Dataset records:
+++

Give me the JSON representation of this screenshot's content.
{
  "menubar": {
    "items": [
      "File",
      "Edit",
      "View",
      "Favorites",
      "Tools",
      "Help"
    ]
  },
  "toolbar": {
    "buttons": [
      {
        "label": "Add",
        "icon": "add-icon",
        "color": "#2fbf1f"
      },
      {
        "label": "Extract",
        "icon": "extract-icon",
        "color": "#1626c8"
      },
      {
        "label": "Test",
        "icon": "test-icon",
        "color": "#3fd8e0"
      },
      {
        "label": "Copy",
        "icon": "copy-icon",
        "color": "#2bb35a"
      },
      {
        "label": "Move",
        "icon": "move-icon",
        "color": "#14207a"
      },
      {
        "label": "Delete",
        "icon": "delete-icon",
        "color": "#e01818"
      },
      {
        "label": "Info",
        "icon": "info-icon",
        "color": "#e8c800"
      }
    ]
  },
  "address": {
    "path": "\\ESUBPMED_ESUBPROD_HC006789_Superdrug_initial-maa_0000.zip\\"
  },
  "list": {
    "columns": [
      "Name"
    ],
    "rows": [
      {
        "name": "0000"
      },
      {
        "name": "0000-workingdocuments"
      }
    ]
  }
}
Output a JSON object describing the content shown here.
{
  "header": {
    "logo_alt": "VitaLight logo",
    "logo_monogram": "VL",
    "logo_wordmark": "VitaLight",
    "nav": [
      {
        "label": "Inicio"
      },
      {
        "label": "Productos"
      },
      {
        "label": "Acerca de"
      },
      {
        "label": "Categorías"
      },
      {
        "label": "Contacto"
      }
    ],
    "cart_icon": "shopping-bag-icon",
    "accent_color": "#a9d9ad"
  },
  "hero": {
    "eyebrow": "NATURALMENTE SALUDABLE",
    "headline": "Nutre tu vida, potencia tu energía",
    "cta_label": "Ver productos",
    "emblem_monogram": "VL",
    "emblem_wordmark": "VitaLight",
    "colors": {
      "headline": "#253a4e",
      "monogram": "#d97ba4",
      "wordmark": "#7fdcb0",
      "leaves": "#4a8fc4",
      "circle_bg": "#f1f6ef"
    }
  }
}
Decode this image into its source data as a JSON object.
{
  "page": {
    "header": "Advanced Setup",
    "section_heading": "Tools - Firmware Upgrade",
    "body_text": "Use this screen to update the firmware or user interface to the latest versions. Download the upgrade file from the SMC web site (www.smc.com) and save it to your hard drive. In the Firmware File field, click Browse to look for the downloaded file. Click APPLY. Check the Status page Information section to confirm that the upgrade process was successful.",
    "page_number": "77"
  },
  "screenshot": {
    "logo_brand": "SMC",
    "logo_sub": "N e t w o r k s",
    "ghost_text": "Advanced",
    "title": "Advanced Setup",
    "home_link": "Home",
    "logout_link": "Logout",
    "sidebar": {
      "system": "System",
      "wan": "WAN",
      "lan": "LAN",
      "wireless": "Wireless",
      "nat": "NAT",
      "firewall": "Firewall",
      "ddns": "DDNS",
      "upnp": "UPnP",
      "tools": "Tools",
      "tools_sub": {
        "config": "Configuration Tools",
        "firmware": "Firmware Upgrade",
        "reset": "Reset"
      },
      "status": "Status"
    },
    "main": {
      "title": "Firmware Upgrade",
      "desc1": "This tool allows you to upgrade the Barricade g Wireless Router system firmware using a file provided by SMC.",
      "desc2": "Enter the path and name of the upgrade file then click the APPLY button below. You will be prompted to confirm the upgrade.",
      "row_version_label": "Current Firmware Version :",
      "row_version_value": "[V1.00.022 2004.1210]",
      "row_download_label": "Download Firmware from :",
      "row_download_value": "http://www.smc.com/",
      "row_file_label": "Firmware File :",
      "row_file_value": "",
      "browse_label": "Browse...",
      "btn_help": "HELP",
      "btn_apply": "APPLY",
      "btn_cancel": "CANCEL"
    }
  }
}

+++

Output the lines above verbatim and in full.

**CORRECT RESPONSE**
Give me the JSON representation of this screenshot's content.
{
  "menubar": {
    "items": [
      "File",
      "Edit",
      "View",
      "Favorites",
      "Tools",
      "Help"
    ]
  },
  "toolbar": {
    "buttons": [
      {
        "label": "Add",
        "icon": "add-icon",
        "color": "#2fbf1f"
      },
      {
        "label": "Extract",
        "icon": "extract-icon",
        "color": "#1626c8"
      },
      {
        "label": "Test",
        "icon": "test-icon",
        "color": "#3fd8e0"
      },
      {
        "label": "Copy",
        "icon": "copy-icon",
        "color": "#2bb35a"
      },
      {
        "label": "Move",
        "icon": "move-icon",
        "color": "#14207a"
      },
      {
        "label": "Delete",
        "icon": "delete-icon",
        "color": "#e01818"
      },
      {
        "label": "Info",
        "icon": "info-icon",
        "color": "#e8c800"
      }
    ]
  },
  "address": {
    "path": "\\ESUBPMED_ESUBPROD_HC006789_Superdrug_initial-maa_0000.zip\\"
  },
  "list": {
    "columns": [
      "Name"
    ],
    "rows": [
      {
        "name": "0000"
      },
      {
        "name": "0000-workingdocuments"
      }
    ]
  }
}
Output a JSON object describing the content shown here.
{
  "header": {
    "logo_alt": "VitaLight logo",
    "logo_monogram": "VL",
    "logo_wordmark": "VitaLight",
    "nav": [
      {
        "label": "Inicio"
      },
      {
        "label": "Productos"
      },
      {
        "label": "Acerca de"
      },
      {
        "label": "Categorías"
      },
      {
        "label": "Contacto"
      }
    ],
    "cart_icon": "shopping-bag-icon",
    "accent_color": "#a9d9ad"
  },
  "hero": {
    "eyebrow": "NATURALMENTE SALUDABLE",
    "headline": "Nutre tu vida, potencia tu energía",
    "cta_label": "Ver productos",
    "emblem_monogram": "VL",
    "emblem_wordmark": "VitaLight",
    "colors": {
      "headline": "#253a4e",
      "monogram": "#d97ba4",
      "wordmark": "#7fdcb0",
      "leaves": "#4a8fc4",
      "circle_bg": "#f1f6ef"
    }
  }
}
Decode this image into its source data as a JSON object.
{
  "page": {
    "header": "Advanced Setup",
    "section_heading": "Tools - Firmware Upgrade",
    "body_text": "Use this screen to update the firmware or user interface to the latest versions. Download the upgrade file from the SMC web site (www.smc.com) and save it to your hard drive. In the Firmware File field, click Browse to look for the downloaded file. Click APPLY. Check the Status page Information section to confirm that the upgrade process was successful.",
    "page_number": "77"
  },
  "screenshot": {
    "logo_brand": "SMC",
    "logo_sub": "N e t w o r k s",
    "ghost_text": "Advanced",
    "title": "Advanced Setup",
    "home_link": "Home",
    "logout_link": "Logout",
    "sidebar": {
      "system": "System",
      "wan": "WAN",
      "lan": "LAN",
      "wireless": "Wireless",
      "nat": "NAT",
      "firewall": "Firewall",
      "ddns": "DDNS",
      "upnp": "UPnP",
      "tools": "Tools",
      "tools_sub": {
        "config": "Configuration Tools",
        "firmware": "Firmware Upgrade",
        "reset": "Reset"
      },
      "status": "Status"
    },
    "main": {
      "title": "Firmware Upgrade",
      "desc1": "This tool allows you to upgrade the Barricade g Wireless Router system firmware using a file provided by SMC.",
      "desc2": "Enter the path and name of the upgrade file then click the APPLY button below. You will be prompted to confirm the upgrade.",
      "row_version_label": "Current Firmware Version :",
      "row_version_value": "[V1.00.022 2004.1210]",
      "row_download_label": "Download Firmware from :",
      "row_download_value": "http://www.smc.com/",
      "row_file_label": "Firmware File :",
      "row_file_value": "",
      "browse_label": "Browse...",
      "btn_help": "HELP",
      "btn_apply": "APPLY",
      "btn_cancel": "CANCEL"
    }
  }
}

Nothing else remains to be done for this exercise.